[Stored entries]
□ □ □
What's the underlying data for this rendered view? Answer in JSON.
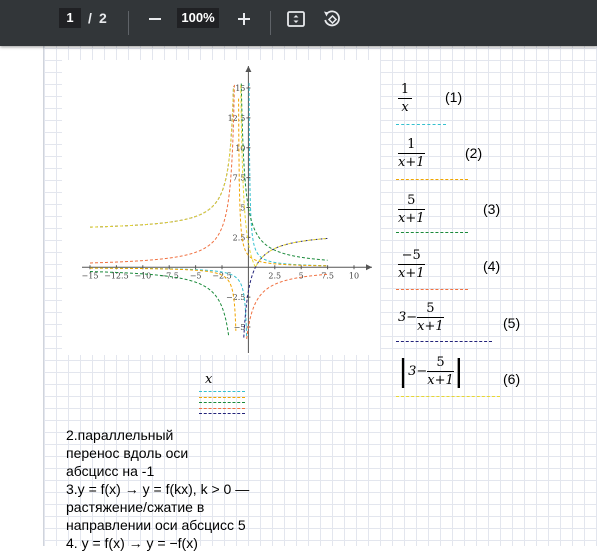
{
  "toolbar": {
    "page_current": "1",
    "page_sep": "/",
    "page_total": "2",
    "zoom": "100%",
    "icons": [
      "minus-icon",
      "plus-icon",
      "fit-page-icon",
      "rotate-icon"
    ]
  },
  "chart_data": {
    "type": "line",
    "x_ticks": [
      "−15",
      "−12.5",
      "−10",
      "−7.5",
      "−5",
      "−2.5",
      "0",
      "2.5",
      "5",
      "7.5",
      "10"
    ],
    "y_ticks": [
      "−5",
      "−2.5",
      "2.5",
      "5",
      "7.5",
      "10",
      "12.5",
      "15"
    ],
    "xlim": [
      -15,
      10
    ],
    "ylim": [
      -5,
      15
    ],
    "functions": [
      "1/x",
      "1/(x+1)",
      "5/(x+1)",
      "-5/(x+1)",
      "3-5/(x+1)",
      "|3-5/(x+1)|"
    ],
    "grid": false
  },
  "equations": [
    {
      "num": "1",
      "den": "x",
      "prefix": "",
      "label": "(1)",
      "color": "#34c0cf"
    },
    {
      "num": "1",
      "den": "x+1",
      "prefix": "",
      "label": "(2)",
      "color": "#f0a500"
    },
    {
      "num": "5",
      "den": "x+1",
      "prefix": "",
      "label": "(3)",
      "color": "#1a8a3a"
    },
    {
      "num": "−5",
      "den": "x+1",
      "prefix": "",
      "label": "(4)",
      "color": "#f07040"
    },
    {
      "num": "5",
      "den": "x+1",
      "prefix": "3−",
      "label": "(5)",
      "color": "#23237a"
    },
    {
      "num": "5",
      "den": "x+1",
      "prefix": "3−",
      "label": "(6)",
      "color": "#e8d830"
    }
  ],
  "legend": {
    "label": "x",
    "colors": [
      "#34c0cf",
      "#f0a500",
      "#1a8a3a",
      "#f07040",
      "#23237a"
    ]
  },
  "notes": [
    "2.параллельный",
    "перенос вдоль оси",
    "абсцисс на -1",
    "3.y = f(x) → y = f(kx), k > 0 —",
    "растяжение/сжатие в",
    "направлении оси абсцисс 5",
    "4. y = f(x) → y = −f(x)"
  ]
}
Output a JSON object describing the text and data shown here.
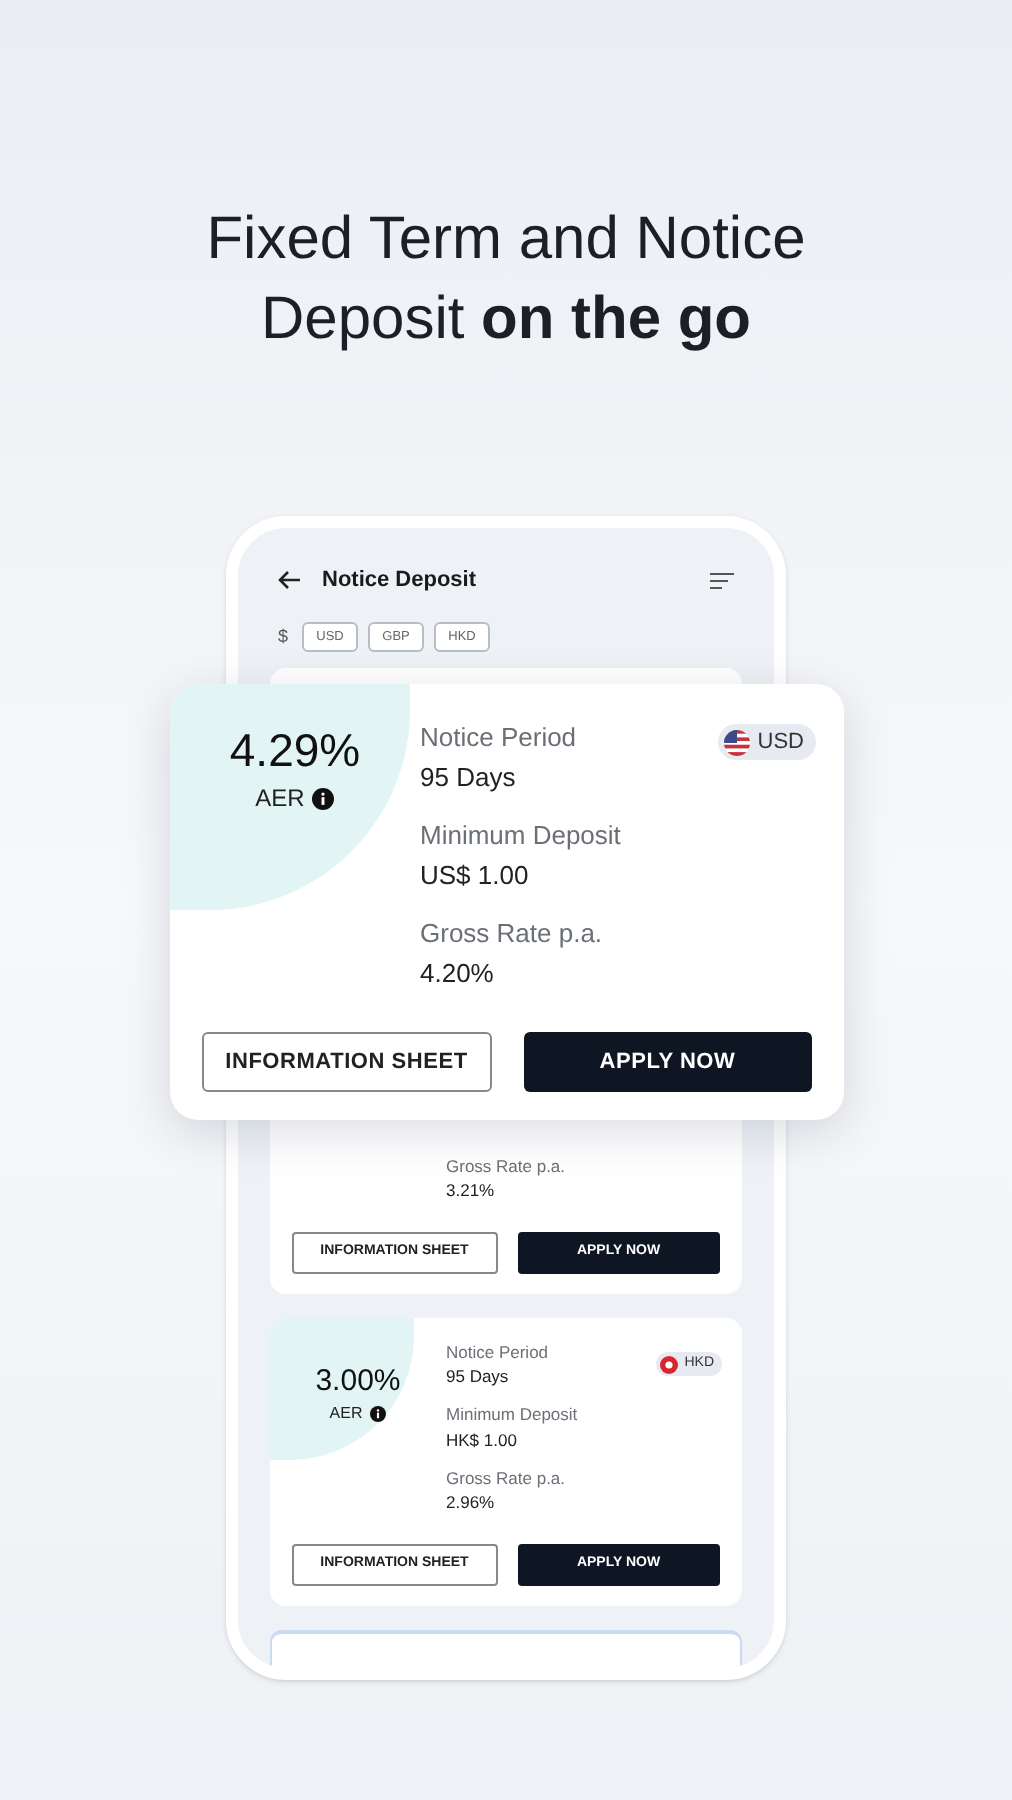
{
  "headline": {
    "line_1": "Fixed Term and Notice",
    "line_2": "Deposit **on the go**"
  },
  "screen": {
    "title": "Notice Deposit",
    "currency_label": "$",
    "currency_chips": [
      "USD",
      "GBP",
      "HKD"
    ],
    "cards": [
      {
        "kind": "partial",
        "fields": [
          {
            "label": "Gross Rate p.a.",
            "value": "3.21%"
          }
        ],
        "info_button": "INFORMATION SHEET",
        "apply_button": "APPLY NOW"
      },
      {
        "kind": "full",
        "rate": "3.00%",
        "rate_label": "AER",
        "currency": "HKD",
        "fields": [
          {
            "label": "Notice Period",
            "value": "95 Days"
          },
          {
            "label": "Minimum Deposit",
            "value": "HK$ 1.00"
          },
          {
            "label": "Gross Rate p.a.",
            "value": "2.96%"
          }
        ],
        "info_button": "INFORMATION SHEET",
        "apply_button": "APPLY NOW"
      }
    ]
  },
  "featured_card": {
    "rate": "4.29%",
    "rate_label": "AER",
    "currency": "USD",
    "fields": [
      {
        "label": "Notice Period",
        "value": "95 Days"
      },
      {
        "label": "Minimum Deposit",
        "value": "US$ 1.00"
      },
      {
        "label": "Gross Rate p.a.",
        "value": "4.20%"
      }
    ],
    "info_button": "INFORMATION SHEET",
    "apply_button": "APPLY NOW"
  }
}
□ □ □
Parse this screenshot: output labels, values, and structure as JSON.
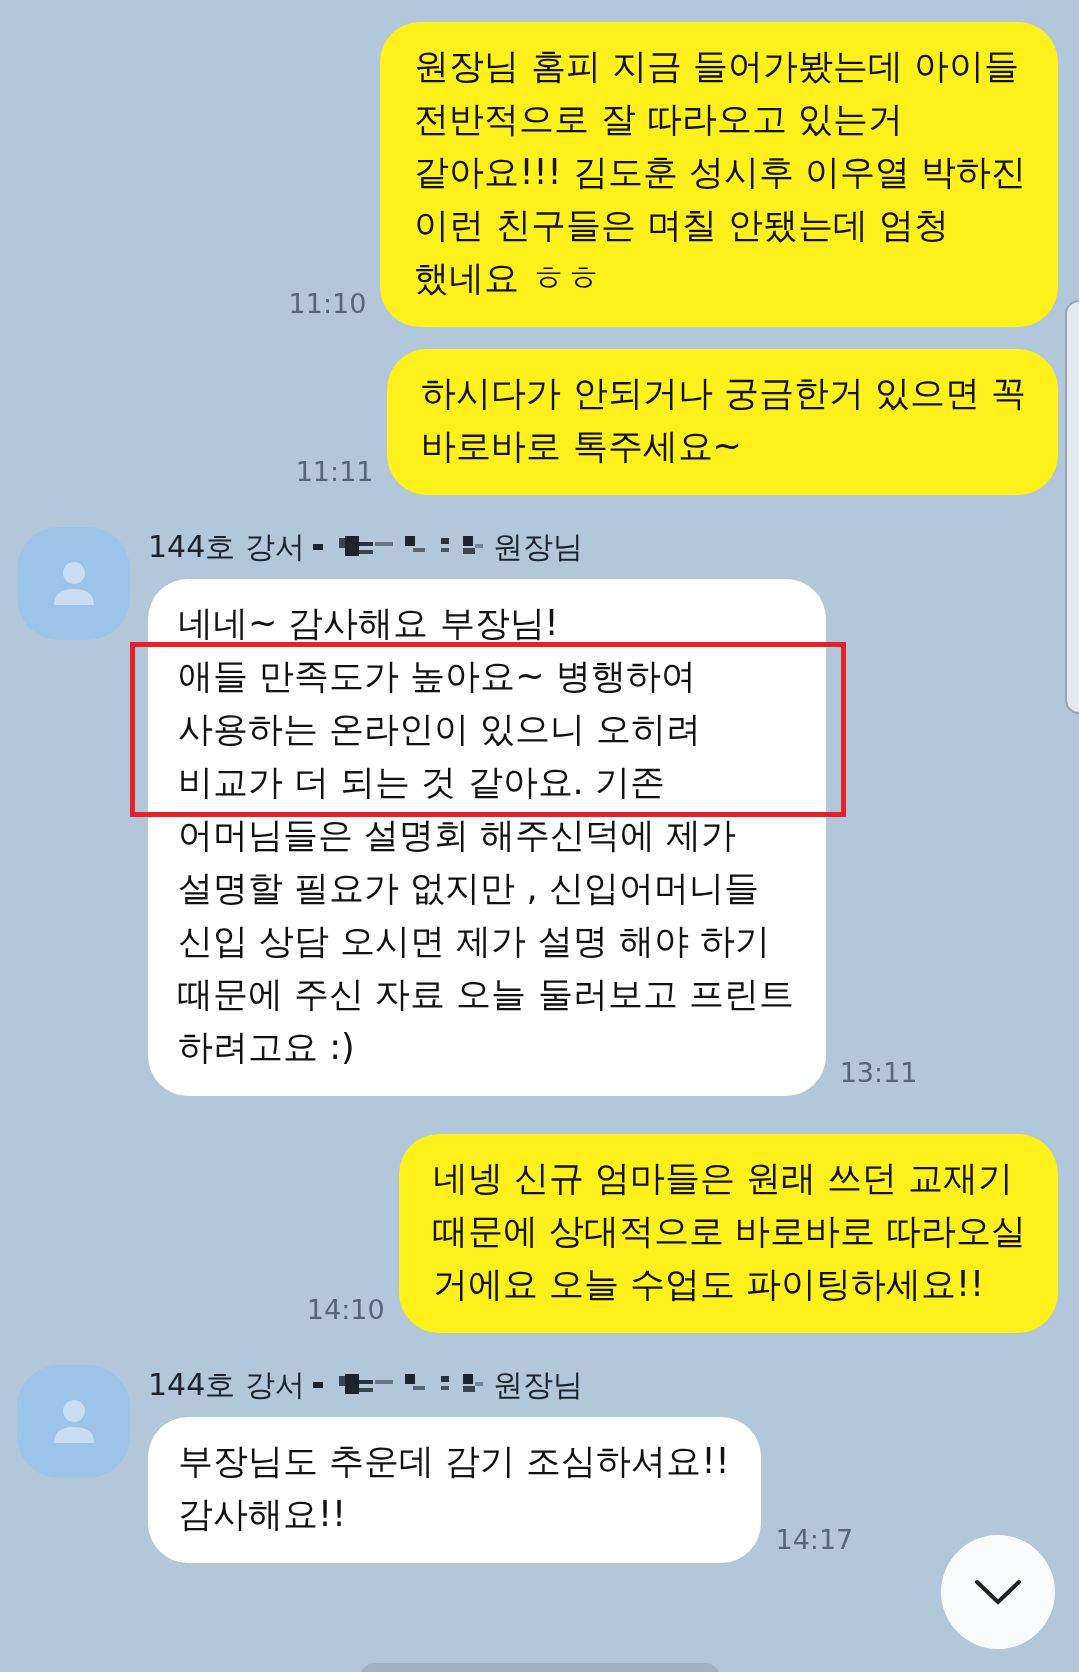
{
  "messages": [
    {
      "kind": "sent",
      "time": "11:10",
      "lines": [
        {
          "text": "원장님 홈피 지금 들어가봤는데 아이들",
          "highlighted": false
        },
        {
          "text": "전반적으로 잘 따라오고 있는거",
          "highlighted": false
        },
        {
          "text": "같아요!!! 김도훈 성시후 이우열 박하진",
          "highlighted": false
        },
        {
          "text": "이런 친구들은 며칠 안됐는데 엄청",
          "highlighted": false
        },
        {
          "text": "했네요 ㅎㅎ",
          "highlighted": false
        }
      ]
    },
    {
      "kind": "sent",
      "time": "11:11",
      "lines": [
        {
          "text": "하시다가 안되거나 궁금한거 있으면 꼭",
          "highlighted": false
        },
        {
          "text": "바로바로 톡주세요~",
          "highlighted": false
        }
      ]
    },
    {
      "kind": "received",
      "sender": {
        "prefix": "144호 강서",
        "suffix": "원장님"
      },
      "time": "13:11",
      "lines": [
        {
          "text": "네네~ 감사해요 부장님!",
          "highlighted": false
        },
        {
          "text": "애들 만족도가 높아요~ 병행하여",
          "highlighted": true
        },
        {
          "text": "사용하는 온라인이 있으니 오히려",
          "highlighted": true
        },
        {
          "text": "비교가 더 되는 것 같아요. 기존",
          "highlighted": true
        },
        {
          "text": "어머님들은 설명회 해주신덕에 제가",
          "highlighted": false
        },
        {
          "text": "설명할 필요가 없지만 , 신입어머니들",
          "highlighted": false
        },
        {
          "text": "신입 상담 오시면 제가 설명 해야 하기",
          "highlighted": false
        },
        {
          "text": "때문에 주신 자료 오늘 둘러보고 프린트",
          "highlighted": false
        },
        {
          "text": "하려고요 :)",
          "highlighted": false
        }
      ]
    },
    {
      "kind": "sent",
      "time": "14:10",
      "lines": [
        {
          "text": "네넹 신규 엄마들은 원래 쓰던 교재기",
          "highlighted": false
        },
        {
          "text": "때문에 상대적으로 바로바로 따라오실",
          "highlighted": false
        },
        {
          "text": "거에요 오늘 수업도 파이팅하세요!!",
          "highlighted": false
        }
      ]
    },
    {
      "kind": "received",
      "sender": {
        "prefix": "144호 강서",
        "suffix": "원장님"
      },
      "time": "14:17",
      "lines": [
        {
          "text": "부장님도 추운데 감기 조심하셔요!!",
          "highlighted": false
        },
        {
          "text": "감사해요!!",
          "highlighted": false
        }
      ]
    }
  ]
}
□ □ □
§ SHORT PROBLEM
From the entries above, select each line containing the string "Minimum".

§ COMPLETED EXERCISE
            "label": "Minimum Deposit",
        "label": "Minimum Deposit",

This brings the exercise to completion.